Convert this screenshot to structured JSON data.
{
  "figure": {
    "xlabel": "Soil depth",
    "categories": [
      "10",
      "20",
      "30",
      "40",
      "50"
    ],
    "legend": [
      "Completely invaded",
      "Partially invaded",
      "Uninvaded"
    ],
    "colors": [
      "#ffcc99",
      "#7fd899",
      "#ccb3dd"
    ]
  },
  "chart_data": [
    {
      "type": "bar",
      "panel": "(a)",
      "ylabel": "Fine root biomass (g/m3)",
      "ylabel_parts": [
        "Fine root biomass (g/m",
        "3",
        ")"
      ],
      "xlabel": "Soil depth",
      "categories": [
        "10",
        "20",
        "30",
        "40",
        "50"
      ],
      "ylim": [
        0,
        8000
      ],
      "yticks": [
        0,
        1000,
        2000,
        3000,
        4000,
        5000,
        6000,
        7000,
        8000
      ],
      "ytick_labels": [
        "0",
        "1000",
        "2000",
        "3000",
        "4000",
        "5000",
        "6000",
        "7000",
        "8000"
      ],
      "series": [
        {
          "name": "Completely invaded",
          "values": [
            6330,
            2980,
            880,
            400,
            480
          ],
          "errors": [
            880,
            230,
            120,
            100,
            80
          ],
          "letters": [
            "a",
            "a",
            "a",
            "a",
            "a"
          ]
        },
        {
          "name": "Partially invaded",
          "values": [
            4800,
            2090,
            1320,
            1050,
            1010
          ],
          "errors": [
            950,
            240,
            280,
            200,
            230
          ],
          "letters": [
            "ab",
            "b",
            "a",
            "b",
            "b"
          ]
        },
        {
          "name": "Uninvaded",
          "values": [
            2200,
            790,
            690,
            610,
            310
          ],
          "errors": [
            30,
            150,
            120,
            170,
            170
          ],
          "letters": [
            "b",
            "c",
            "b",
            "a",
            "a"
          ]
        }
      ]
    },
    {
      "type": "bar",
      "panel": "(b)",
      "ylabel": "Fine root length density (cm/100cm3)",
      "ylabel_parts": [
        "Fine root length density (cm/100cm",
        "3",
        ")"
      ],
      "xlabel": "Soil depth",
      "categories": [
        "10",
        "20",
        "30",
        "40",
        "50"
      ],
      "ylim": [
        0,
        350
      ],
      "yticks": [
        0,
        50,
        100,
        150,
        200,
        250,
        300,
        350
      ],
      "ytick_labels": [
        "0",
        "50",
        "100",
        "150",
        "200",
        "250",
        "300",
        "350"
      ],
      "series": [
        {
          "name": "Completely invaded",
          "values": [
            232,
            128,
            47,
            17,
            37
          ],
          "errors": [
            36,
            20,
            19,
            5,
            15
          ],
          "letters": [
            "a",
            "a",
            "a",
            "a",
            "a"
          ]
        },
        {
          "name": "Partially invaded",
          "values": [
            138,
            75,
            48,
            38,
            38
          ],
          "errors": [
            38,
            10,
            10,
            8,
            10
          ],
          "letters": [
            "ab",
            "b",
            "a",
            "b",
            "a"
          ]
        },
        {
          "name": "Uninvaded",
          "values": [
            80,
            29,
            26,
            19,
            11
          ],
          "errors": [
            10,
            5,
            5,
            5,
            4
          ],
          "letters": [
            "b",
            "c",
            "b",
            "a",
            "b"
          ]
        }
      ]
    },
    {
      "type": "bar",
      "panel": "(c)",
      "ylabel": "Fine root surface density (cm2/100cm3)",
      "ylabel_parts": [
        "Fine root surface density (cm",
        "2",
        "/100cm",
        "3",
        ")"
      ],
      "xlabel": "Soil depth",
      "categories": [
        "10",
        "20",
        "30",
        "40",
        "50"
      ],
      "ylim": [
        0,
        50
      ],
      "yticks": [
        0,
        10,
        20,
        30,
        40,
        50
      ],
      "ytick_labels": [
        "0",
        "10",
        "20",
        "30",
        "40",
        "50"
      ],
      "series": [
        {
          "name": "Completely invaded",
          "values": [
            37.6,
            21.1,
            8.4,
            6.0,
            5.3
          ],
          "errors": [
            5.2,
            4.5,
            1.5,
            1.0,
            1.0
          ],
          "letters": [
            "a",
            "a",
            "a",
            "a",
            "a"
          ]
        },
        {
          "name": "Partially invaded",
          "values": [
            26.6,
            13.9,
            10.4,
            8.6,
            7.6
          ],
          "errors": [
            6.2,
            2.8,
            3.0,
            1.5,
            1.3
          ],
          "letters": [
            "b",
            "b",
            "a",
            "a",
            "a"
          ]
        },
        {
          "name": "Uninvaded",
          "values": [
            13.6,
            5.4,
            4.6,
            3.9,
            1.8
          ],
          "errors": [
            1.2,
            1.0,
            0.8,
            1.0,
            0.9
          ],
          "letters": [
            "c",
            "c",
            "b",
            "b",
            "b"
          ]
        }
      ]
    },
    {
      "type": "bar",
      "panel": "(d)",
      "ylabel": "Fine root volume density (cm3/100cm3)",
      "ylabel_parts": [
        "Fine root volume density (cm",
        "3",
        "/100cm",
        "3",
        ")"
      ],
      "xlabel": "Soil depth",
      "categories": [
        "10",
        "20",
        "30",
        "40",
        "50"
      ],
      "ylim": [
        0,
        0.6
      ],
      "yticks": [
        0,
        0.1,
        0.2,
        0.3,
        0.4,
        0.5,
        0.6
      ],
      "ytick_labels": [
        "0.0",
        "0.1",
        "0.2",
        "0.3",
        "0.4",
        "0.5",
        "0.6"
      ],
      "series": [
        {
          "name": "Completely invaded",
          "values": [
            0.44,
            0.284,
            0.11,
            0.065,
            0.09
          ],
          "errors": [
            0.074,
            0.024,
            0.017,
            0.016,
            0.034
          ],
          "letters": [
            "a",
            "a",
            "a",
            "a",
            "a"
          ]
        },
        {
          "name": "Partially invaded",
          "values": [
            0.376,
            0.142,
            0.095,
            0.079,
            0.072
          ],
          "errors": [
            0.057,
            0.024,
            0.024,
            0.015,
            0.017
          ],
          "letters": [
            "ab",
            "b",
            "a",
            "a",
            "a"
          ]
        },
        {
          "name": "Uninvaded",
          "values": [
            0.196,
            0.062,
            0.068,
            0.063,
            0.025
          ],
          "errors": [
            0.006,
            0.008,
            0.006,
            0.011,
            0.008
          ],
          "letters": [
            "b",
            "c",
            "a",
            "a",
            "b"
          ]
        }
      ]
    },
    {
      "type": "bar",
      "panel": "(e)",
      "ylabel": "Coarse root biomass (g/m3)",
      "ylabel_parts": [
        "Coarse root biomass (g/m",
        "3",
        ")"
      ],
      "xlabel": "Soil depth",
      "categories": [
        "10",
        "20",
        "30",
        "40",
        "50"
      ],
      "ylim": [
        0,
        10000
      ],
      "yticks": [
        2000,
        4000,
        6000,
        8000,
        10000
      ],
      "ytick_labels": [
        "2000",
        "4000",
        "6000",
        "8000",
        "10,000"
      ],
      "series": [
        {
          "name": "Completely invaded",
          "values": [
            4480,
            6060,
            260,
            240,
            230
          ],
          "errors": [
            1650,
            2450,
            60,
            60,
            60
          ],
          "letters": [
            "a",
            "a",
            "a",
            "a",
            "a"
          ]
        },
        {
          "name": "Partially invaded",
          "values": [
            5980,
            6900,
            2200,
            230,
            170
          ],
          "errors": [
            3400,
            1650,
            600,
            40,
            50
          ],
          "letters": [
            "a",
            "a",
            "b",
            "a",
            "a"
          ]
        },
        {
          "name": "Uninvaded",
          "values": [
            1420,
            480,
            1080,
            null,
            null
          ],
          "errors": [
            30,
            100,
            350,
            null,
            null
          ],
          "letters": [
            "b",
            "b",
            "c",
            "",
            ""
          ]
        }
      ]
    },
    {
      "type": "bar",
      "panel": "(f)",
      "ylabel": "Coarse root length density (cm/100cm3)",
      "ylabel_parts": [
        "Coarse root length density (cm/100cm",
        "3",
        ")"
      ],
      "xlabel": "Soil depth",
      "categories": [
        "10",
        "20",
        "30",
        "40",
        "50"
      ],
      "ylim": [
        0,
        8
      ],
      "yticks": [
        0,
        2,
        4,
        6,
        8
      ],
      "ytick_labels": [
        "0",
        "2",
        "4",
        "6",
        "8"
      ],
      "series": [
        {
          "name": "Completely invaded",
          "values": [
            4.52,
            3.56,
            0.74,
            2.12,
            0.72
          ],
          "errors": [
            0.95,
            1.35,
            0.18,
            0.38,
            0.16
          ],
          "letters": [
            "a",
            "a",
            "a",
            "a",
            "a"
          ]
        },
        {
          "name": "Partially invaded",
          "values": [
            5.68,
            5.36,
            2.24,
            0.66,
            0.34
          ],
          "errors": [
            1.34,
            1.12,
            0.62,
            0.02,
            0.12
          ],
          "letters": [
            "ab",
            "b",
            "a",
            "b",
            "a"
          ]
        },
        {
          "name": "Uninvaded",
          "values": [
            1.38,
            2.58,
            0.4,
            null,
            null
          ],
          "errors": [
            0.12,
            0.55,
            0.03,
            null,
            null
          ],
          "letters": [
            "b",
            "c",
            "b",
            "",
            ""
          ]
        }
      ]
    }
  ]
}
****
[Aim] Extract every line above that contains the word "biomass".

[Answer]
      "ylabel": "Fine root biomass (g/m3)",
        "Fine root biomass (g/m",
      "ylabel": "Coarse root biomass (g/m3)",
        "Coarse root biomass (g/m",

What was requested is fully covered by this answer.